_GIVEN REQUEST_
From the listing below, pick out each line with the word "Instrument".

_SUPPLIED INFORMATION_
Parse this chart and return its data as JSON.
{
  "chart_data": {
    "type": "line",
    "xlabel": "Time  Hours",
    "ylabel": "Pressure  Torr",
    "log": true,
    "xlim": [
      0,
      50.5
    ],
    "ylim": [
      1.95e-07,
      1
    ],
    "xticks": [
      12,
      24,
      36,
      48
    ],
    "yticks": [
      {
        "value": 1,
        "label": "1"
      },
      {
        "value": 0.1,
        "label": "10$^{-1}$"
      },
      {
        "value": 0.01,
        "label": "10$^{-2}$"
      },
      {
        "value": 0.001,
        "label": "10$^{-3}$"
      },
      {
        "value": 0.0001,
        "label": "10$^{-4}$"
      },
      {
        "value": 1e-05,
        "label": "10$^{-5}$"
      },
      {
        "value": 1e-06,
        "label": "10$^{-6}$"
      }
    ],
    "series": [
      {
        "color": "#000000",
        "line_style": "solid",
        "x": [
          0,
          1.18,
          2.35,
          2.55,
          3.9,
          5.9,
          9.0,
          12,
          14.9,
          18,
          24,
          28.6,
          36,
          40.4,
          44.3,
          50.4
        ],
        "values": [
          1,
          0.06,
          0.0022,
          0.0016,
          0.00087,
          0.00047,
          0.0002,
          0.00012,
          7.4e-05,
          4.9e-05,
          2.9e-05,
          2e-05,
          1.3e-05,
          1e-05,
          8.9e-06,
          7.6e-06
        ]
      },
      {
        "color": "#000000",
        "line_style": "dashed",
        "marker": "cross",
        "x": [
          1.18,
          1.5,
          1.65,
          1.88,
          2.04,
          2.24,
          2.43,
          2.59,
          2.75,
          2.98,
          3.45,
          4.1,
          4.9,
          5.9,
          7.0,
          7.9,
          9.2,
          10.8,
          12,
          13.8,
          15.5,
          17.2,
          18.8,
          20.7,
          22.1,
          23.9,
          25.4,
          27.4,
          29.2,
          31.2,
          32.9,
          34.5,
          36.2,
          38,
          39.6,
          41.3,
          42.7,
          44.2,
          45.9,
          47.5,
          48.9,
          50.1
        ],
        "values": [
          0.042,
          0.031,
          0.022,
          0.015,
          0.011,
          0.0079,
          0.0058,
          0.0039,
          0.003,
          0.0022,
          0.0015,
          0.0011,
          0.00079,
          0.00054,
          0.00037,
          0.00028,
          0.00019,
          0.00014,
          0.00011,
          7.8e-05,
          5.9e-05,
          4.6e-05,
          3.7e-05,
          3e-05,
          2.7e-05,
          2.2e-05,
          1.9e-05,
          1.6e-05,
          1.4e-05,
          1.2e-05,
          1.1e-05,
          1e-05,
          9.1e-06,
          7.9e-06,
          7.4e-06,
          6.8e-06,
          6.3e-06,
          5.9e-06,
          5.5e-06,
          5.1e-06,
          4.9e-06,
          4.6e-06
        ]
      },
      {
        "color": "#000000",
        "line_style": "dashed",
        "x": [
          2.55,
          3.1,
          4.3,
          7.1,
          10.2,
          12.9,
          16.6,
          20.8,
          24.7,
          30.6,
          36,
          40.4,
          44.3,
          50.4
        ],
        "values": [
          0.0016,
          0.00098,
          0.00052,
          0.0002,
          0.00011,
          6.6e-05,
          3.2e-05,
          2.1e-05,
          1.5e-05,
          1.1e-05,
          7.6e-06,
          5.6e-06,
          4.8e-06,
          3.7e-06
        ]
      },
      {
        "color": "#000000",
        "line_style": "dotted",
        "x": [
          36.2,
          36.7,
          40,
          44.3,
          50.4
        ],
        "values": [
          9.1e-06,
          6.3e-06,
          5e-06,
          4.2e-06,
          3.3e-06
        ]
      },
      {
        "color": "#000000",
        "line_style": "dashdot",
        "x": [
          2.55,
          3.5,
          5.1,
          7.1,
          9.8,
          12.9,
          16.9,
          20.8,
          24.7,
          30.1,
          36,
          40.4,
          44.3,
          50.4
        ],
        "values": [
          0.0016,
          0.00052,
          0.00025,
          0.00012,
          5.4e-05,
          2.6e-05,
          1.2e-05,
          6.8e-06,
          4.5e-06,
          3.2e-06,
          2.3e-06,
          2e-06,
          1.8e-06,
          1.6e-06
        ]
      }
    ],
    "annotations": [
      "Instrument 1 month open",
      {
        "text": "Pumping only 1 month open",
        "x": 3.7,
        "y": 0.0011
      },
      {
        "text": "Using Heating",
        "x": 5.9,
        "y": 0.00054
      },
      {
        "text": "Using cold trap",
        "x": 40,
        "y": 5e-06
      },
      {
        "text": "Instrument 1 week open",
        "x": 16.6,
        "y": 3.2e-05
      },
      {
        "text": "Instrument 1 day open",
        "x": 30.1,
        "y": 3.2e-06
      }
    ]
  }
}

_OUTPUT FOR THIS EXERCISE_
      "Instrument 1 month open",
        "text": "Instrument 1 week open",
        "text": "Instrument 1 day open",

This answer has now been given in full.